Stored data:
________________
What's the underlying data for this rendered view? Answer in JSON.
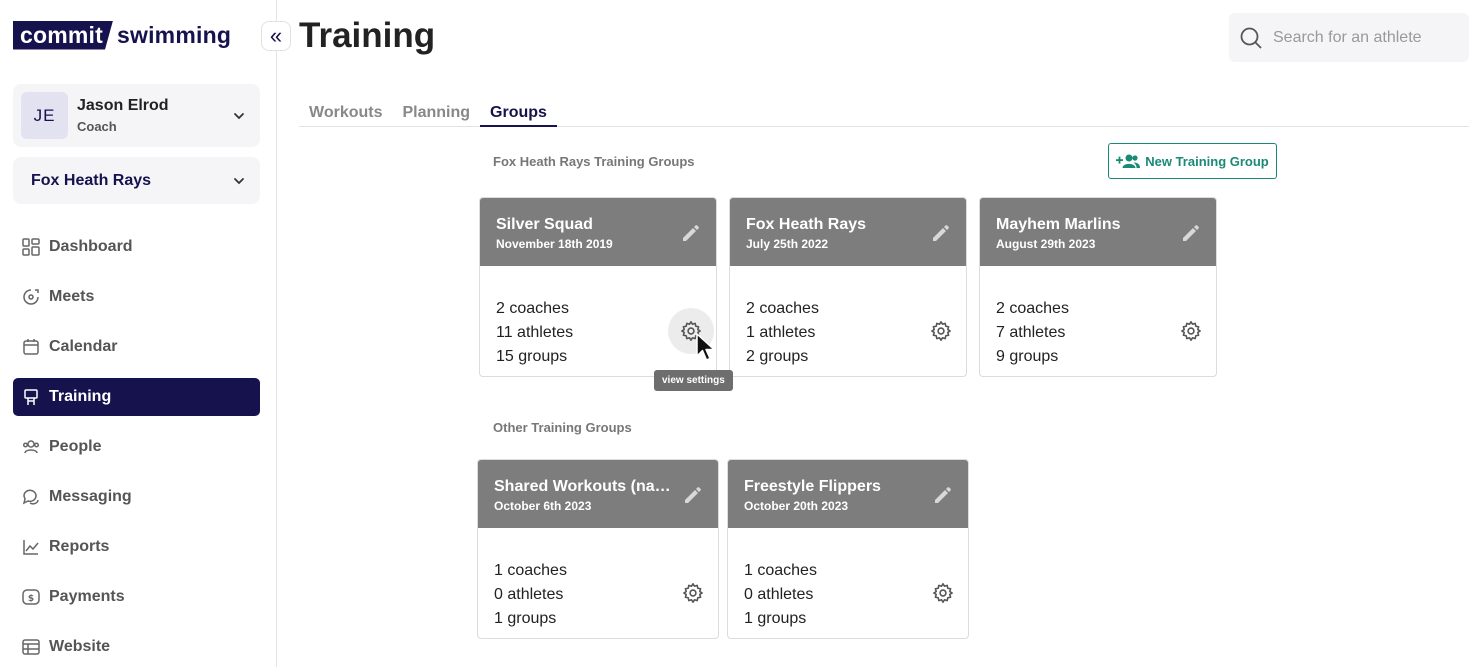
{
  "logo": {
    "part1": "commit",
    "part2": "swimming"
  },
  "user": {
    "initials": "JE",
    "name": "Jason Elrod",
    "role": "Coach"
  },
  "team": {
    "name": "Fox Heath Rays"
  },
  "nav": [
    {
      "label": "Dashboard",
      "icon": "dashboard-icon",
      "active": false
    },
    {
      "label": "Meets",
      "icon": "meets-icon",
      "active": false
    },
    {
      "label": "Calendar",
      "icon": "calendar-icon",
      "active": false
    },
    {
      "label": "Training",
      "icon": "training-icon",
      "active": true
    },
    {
      "label": "People",
      "icon": "people-icon",
      "active": false
    },
    {
      "label": "Messaging",
      "icon": "messaging-icon",
      "active": false
    },
    {
      "label": "Reports",
      "icon": "reports-icon",
      "active": false
    },
    {
      "label": "Payments",
      "icon": "payments-icon",
      "active": false
    },
    {
      "label": "Website",
      "icon": "website-icon",
      "active": false
    }
  ],
  "header": {
    "title": "Training",
    "search_placeholder": "Search for an athlete"
  },
  "tabs": [
    {
      "label": "Workouts",
      "active": false
    },
    {
      "label": "Planning",
      "active": false
    },
    {
      "label": "Groups",
      "active": true
    }
  ],
  "own_groups": {
    "title": "Fox Heath Rays Training Groups",
    "new_button": "New Training Group",
    "cards": [
      {
        "name": "Silver Squad",
        "date": "November 18th 2019",
        "coaches": "2 coaches",
        "athletes": "11 athletes",
        "groups": "15 groups"
      },
      {
        "name": "Fox Heath Rays",
        "date": "July 25th 2022",
        "coaches": "2 coaches",
        "athletes": "1 athletes",
        "groups": "2 groups"
      },
      {
        "name": "Mayhem Marlins",
        "date": "August 29th 2023",
        "coaches": "2 coaches",
        "athletes": "7 athletes",
        "groups": "9 groups"
      }
    ]
  },
  "other_groups": {
    "title": "Other Training Groups",
    "cards": [
      {
        "name": "Shared Workouts (nam…",
        "date": "October 6th 2023",
        "coaches": "1 coaches",
        "athletes": "0 athletes",
        "groups": "1 groups"
      },
      {
        "name": "Freestyle Flippers",
        "date": "October 20th 2023",
        "coaches": "1 coaches",
        "athletes": "0 athletes",
        "groups": "1 groups"
      }
    ]
  },
  "tooltip": "view settings",
  "colors": {
    "brand": "#16124d",
    "accent": "#1a8a77",
    "card_header": "#7d7d7d"
  }
}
________________
**What you are asked to do**
Which lines in the listing above hold the word "Rays"? Show each of them.

**The solution**
    "name": "Fox Heath Rays"
    "title": "Fox Heath Rays Training Groups",
        "name": "Fox Heath Rays",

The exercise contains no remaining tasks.